— begin RECORDS SUPPLIED —
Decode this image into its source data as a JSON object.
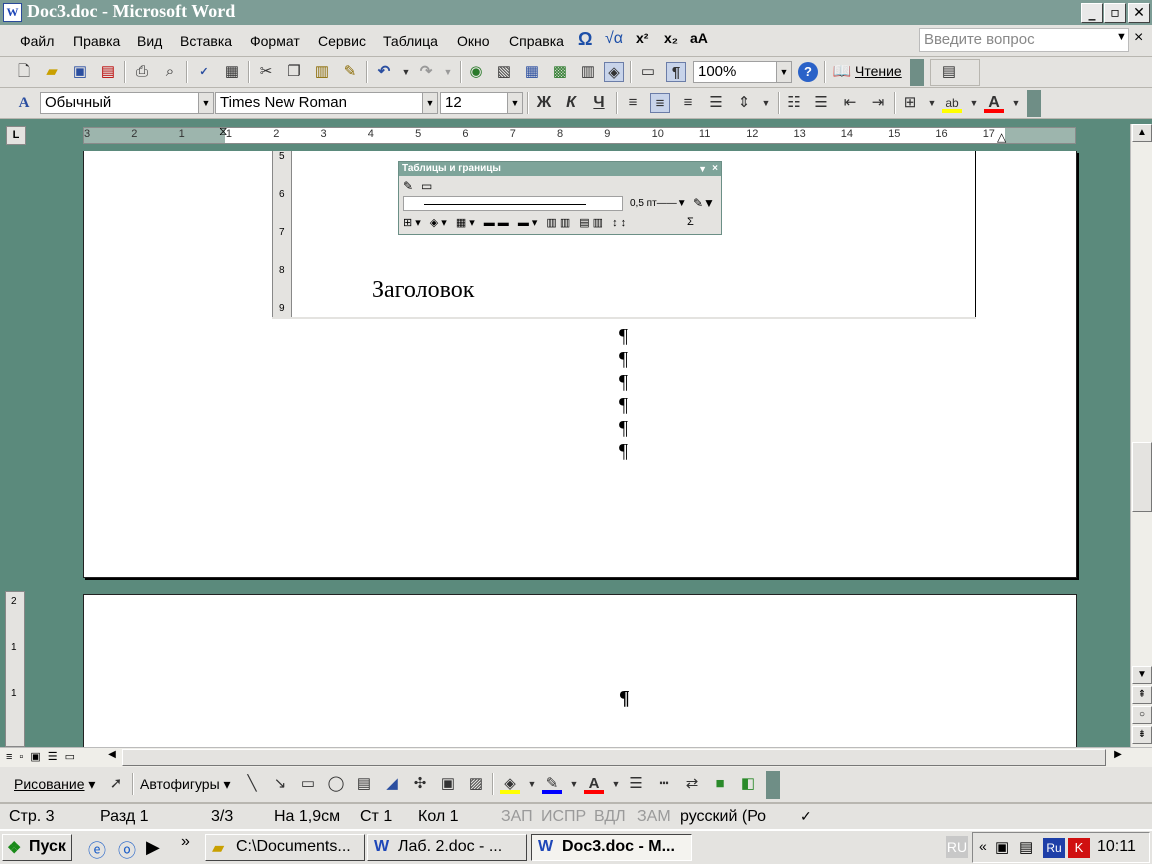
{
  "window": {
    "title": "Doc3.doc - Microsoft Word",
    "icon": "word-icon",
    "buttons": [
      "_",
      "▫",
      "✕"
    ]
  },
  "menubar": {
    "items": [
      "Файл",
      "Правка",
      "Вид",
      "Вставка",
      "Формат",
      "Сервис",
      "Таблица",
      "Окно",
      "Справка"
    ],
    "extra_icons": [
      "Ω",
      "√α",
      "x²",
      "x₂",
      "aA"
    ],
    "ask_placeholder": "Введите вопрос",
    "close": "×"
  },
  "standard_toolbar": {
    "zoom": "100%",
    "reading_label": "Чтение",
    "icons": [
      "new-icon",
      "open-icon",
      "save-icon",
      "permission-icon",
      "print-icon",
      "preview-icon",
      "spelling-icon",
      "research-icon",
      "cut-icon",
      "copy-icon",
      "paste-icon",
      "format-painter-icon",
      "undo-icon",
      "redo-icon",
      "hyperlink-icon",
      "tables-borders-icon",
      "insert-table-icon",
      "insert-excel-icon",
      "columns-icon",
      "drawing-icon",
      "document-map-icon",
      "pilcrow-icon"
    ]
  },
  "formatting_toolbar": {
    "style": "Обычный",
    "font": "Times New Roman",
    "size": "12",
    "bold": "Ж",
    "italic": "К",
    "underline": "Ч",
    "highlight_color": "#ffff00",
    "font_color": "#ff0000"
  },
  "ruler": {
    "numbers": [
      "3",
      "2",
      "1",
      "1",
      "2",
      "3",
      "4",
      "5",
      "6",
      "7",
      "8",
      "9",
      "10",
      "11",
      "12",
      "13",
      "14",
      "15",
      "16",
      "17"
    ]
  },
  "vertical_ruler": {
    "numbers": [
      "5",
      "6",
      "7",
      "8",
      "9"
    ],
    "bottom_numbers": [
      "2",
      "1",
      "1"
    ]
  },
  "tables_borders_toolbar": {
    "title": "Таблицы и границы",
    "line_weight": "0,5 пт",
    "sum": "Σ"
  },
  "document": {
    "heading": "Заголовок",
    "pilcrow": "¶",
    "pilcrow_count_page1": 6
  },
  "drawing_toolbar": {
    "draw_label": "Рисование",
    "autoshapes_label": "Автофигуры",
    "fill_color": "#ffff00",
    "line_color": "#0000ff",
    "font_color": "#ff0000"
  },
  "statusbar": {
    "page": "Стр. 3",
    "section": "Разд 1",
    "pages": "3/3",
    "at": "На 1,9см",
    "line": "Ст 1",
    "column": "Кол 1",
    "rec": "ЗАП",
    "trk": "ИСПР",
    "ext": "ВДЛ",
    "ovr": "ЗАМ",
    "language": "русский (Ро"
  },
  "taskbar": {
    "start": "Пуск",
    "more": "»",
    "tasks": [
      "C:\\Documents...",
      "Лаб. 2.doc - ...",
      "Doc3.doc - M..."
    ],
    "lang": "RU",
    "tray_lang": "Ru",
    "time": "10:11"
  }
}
— end RECORDS SUPPLIED —
(EXERCISE DIRECTIONS) Give only the count of lines in this material that contain the string "title".

(REPLY) 2